◆ INSTRUCTIONS FOR THE TASK: Find every line in the records below that holds the word "name" and copy it.

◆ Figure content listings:
━━━━━━━━━━━━━━━━━━━━━━━━━━━━━━
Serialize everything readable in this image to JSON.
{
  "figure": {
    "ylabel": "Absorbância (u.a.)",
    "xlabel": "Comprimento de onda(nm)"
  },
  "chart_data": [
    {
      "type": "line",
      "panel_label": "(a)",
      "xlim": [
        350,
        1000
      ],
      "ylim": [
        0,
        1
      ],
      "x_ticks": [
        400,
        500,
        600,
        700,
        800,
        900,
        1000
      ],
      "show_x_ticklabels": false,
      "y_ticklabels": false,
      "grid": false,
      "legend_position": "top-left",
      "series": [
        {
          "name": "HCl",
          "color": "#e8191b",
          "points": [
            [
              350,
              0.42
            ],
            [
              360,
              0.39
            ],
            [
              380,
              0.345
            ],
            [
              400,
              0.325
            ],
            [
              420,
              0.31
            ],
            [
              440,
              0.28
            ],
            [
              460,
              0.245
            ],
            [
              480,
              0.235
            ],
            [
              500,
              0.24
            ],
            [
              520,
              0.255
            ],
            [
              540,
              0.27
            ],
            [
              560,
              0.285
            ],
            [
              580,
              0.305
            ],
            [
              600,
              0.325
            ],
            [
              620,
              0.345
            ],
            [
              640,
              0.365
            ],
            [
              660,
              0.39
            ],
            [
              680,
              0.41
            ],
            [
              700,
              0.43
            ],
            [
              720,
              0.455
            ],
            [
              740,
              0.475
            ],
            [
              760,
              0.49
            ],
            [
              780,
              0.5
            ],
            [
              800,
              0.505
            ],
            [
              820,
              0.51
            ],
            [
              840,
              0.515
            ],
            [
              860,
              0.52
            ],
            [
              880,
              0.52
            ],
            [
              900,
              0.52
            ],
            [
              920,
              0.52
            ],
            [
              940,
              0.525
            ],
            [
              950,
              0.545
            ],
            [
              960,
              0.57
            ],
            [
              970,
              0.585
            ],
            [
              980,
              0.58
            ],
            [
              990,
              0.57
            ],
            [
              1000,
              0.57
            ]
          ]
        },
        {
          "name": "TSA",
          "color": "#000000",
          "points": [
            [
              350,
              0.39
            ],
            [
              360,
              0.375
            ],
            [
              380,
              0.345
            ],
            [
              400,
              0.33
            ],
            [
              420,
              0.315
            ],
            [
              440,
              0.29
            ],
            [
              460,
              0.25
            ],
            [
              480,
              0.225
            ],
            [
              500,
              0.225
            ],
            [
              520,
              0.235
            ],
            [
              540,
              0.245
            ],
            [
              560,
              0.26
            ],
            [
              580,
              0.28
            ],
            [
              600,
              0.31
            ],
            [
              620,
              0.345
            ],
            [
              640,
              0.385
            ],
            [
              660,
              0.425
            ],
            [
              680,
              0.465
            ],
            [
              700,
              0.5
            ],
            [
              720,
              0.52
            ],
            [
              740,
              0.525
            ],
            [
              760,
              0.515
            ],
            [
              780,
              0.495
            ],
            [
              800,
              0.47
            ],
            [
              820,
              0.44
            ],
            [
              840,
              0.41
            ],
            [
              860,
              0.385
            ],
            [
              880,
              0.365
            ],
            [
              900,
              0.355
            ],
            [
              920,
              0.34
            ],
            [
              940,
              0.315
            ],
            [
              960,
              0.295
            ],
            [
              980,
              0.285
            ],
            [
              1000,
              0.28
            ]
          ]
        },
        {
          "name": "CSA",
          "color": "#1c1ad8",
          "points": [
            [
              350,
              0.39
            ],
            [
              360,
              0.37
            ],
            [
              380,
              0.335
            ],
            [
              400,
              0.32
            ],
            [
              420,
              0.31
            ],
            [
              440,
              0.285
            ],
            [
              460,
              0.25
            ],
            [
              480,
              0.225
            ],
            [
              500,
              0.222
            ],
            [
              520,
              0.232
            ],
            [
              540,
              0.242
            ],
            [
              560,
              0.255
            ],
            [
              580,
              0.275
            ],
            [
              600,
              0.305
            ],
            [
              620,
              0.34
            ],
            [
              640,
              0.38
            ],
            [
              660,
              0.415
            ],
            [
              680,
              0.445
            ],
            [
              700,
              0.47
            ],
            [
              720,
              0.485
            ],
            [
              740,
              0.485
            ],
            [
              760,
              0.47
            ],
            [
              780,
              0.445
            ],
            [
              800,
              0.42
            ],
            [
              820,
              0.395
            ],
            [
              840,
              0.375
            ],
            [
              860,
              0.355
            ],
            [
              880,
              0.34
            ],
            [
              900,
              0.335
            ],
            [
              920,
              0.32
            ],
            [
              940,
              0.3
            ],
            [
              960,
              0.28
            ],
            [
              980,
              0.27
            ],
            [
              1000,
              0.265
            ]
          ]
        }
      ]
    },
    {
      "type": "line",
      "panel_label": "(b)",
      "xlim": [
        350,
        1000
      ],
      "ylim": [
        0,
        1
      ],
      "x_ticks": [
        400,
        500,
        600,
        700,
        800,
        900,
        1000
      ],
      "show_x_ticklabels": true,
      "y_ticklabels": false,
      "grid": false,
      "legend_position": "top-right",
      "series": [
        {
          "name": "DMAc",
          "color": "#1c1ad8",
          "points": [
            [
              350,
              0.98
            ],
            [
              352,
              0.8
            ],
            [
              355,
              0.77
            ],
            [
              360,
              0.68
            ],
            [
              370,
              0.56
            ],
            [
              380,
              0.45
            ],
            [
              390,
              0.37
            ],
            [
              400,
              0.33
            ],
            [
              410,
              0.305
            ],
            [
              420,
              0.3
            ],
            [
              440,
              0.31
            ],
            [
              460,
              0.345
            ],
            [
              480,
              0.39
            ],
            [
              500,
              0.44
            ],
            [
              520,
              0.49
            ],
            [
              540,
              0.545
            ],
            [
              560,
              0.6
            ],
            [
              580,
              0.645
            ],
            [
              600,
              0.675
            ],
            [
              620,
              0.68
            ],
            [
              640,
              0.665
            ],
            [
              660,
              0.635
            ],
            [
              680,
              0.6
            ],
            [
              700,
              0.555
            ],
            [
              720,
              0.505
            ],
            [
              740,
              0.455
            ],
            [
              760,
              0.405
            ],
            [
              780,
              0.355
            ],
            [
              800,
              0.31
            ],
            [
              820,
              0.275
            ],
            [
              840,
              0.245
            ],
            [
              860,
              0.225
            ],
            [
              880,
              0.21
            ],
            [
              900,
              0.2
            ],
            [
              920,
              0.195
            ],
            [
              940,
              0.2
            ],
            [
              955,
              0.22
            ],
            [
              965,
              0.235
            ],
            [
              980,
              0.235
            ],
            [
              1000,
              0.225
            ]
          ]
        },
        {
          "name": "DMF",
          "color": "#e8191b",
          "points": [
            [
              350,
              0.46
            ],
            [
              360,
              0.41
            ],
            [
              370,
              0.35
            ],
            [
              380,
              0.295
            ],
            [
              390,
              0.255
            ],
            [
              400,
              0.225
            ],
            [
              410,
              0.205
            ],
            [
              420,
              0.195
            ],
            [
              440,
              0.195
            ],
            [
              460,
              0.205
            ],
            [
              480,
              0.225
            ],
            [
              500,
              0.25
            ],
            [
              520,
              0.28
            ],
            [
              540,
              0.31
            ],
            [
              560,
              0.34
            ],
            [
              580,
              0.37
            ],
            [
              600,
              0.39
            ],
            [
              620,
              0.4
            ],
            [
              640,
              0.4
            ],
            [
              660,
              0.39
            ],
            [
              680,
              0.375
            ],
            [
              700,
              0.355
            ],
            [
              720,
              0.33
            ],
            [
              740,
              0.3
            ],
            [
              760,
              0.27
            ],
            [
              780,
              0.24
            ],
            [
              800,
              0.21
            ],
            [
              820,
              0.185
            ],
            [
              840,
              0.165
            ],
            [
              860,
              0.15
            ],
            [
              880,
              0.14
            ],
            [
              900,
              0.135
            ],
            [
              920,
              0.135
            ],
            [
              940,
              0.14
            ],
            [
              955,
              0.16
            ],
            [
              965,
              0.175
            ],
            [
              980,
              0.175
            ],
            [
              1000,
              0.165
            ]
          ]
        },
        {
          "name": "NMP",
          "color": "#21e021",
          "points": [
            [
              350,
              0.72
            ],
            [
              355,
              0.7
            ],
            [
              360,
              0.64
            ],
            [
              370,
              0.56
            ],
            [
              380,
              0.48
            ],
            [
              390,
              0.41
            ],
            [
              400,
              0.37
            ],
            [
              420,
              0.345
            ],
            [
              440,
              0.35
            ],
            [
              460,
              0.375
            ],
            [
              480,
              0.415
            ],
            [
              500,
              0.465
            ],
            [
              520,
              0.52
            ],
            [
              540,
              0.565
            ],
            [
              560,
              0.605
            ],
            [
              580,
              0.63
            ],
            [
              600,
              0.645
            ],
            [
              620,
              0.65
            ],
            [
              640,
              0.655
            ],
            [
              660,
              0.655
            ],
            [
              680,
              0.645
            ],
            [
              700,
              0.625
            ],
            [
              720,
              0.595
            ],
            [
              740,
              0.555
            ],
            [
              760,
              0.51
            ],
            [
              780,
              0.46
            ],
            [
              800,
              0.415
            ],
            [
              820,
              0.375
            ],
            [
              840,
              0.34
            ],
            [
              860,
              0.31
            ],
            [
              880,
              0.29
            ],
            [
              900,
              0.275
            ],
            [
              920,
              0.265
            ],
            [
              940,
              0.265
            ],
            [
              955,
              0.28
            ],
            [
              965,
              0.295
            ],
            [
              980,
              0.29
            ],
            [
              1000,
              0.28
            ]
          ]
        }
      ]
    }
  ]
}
━━━━━━━━━━━━━━━━━━━━━━━━━━━━━━
◆ RESPONSE TO THE TASK:
          "name": "HCl",
          "name": "TSA",
          "name": "CSA",
          "name": "DMAc",
          "name": "DMF",
          "name": "NMP",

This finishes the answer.